* Begin RECORDS PROVIDED *
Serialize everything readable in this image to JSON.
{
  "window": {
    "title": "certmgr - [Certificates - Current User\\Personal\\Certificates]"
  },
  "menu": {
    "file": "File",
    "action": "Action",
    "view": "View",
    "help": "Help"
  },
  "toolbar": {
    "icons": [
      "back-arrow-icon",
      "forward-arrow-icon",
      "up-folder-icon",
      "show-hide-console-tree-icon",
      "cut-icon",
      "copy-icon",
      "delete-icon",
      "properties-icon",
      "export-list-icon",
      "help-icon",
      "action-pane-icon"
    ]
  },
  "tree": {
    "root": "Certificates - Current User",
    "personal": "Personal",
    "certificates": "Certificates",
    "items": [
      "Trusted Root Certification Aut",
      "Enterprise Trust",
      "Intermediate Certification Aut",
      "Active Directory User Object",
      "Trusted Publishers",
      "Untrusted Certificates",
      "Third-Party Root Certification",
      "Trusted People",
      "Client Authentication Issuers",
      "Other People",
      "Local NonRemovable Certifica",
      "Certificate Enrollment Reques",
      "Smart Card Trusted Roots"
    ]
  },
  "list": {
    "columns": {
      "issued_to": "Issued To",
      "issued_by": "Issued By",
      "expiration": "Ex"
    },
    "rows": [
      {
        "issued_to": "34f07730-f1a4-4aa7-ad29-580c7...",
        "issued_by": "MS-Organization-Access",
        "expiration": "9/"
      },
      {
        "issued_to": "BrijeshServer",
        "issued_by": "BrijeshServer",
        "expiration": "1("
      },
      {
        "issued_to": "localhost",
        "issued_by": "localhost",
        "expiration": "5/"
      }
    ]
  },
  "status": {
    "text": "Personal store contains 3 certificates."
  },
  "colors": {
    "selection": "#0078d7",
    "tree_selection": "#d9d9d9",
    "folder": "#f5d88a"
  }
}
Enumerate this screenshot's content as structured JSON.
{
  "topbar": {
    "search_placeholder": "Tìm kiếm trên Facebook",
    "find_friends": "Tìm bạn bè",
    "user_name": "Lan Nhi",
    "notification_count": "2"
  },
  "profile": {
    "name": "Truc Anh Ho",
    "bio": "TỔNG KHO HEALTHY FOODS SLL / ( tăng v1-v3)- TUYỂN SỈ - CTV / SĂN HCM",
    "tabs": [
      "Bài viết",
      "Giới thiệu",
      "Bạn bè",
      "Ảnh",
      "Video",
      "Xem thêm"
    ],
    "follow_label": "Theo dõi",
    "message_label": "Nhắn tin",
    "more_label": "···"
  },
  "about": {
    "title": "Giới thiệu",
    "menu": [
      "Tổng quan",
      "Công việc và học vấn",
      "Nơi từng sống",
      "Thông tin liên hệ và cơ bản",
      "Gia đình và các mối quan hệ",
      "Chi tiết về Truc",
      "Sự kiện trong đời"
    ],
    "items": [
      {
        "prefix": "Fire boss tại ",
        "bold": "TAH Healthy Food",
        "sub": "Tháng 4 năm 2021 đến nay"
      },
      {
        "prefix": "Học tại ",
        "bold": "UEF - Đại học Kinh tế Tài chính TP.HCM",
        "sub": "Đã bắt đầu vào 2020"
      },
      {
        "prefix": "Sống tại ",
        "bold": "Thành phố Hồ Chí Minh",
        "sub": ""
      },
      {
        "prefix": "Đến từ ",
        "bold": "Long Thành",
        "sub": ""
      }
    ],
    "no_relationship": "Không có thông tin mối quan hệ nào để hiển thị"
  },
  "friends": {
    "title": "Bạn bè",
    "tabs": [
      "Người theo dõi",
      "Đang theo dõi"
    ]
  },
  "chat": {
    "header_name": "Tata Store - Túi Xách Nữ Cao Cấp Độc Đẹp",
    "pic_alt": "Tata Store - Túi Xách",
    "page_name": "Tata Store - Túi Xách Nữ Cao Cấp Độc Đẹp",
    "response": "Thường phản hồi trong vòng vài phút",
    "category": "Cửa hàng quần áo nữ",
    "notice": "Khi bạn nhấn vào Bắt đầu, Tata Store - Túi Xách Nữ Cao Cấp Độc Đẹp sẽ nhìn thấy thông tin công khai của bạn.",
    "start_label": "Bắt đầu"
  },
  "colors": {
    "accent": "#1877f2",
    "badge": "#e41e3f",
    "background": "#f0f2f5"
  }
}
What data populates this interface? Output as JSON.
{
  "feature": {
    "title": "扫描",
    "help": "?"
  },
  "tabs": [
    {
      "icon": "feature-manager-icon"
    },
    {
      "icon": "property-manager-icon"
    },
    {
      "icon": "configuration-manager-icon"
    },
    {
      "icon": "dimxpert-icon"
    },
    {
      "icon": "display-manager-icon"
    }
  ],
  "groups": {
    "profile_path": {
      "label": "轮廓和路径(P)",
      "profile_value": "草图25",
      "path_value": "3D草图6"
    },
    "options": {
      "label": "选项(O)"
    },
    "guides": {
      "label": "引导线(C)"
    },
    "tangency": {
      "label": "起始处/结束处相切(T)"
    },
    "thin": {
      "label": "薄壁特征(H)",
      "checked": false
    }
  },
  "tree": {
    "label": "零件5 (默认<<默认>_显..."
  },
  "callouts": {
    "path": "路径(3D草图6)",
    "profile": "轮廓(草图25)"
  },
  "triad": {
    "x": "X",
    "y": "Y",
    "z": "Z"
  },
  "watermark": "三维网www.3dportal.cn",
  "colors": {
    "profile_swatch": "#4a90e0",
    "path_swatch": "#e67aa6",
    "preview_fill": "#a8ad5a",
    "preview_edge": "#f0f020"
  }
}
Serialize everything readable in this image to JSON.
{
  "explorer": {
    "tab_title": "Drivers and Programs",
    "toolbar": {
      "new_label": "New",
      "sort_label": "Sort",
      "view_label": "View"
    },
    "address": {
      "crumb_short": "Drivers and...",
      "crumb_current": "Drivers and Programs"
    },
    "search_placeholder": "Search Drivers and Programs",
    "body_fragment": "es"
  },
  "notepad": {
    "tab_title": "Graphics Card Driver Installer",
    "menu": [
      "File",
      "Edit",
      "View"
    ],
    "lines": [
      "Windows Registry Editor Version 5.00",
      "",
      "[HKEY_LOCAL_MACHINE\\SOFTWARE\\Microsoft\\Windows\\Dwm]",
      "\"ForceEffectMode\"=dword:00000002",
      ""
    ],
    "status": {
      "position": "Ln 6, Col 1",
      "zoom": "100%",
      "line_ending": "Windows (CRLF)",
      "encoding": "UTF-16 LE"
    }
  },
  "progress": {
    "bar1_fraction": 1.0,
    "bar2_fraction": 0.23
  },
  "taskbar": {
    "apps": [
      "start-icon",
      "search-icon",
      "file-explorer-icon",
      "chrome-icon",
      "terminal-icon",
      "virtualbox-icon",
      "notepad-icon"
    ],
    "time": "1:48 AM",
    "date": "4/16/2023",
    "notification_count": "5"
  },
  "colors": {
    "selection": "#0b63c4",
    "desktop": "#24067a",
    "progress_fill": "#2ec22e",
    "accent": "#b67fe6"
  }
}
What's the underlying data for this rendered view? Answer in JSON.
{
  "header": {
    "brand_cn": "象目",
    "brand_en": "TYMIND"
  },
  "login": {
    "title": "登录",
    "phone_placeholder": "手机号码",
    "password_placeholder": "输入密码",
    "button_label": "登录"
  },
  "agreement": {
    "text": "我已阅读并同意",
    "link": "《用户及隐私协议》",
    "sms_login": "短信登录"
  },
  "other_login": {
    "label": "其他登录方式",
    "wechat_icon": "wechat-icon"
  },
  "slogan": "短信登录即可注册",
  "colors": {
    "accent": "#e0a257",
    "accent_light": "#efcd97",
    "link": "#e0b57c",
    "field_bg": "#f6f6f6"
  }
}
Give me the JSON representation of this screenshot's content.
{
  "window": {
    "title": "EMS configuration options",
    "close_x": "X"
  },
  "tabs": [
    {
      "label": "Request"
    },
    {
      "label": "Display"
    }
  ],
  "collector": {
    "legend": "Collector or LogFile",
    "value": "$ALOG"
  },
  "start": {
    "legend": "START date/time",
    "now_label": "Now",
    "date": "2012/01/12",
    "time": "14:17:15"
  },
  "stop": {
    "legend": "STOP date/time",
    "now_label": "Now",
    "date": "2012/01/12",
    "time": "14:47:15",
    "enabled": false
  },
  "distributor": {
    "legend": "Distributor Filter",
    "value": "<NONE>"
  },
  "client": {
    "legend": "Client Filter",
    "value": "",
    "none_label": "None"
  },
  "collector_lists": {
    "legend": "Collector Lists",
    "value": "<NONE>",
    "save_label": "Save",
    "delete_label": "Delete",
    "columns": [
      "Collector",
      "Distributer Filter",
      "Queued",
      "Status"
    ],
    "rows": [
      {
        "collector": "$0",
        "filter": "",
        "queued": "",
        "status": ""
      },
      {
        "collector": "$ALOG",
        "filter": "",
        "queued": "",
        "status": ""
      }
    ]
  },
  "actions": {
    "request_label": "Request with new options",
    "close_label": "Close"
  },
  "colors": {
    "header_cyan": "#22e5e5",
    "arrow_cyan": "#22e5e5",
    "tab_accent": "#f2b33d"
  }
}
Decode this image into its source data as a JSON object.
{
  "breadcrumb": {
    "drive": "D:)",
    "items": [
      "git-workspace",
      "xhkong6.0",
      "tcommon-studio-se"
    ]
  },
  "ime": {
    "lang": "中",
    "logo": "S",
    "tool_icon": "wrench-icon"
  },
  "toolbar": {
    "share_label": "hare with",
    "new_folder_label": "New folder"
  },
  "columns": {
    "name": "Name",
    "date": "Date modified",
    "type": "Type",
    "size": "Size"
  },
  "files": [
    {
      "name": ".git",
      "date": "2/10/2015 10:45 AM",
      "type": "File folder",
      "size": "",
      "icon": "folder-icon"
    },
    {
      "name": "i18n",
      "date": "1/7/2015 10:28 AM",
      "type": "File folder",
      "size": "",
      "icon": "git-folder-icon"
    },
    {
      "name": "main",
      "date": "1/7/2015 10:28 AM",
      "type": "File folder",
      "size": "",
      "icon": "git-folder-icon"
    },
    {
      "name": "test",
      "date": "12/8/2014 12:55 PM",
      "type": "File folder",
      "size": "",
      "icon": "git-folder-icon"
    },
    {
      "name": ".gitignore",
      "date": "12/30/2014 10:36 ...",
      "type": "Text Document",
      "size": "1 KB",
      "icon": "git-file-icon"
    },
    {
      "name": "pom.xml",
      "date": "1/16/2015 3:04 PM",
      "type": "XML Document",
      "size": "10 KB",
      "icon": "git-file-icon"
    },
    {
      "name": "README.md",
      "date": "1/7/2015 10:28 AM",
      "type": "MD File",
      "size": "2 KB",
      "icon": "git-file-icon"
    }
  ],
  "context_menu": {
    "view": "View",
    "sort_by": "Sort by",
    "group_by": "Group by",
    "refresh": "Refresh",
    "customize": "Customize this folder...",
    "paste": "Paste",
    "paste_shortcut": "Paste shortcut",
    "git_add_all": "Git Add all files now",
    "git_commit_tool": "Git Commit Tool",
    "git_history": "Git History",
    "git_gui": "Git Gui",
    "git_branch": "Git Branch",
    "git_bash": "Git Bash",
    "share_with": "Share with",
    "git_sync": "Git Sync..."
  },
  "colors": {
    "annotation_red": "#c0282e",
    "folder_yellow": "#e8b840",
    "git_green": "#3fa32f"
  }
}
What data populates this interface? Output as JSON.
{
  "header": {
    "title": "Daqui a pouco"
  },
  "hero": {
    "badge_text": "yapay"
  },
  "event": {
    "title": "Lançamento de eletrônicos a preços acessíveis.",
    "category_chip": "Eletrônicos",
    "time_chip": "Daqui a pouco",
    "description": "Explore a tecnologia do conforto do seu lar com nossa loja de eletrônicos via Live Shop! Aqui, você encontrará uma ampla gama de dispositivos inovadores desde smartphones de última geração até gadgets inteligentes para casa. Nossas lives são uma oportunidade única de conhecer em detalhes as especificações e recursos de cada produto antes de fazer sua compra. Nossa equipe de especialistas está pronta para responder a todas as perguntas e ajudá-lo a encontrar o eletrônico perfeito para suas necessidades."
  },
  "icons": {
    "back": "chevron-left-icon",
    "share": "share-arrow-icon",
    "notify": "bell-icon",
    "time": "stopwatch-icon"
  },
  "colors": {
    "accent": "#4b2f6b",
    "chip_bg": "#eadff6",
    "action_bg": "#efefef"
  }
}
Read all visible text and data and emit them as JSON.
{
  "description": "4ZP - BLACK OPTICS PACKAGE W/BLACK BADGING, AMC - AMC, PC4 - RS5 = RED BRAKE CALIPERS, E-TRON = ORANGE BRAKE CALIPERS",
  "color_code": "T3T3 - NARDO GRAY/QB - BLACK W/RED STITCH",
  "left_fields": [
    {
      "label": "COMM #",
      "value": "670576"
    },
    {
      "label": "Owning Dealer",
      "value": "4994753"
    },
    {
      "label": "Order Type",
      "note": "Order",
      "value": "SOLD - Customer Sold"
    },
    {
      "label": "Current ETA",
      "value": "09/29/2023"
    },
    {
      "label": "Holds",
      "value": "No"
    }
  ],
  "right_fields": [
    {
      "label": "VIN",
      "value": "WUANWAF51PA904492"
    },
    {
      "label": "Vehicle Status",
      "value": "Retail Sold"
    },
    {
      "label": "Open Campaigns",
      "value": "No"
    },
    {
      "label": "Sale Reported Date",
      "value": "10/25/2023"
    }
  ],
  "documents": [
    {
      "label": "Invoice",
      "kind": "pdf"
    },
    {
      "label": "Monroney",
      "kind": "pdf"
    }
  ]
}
* End RECORDS PROVIDED *
(SET PROBLEM) Give back, exactly as written, the lines from the one with "Read all visible" to the last line.

(EXERCISE SOLUTION)
Read all visible text and data and emit them as JSON.
{
  "description": "4ZP - BLACK OPTICS PACKAGE W/BLACK BADGING, AMC - AMC, PC4 - RS5 = RED BRAKE CALIPERS, E-TRON = ORANGE BRAKE CALIPERS",
  "color_code": "T3T3 - NARDO GRAY/QB - BLACK W/RED STITCH",
  "left_fields": [
    {
      "label": "COMM #",
      "value": "670576"
    },
    {
      "label": "Owning Dealer",
      "value": "4994753"
    },
    {
      "label": "Order Type",
      "note": "Order",
      "value": "SOLD - Customer Sold"
    },
    {
      "label": "Current ETA",
      "value": "09/29/2023"
    },
    {
      "label": "Holds",
      "value": "No"
    }
  ],
  "right_fields": [
    {
      "label": "VIN",
      "value": "WUANWAF51PA904492"
    },
    {
      "label": "Vehicle Status",
      "value": "Retail Sold"
    },
    {
      "label": "Open Campaigns",
      "value": "No"
    },
    {
      "label": "Sale Reported Date",
      "value": "10/25/2023"
    }
  ],
  "documents": [
    {
      "label": "Invoice",
      "kind": "pdf"
    },
    {
      "label": "Monroney",
      "kind": "pdf"
    }
  ]
}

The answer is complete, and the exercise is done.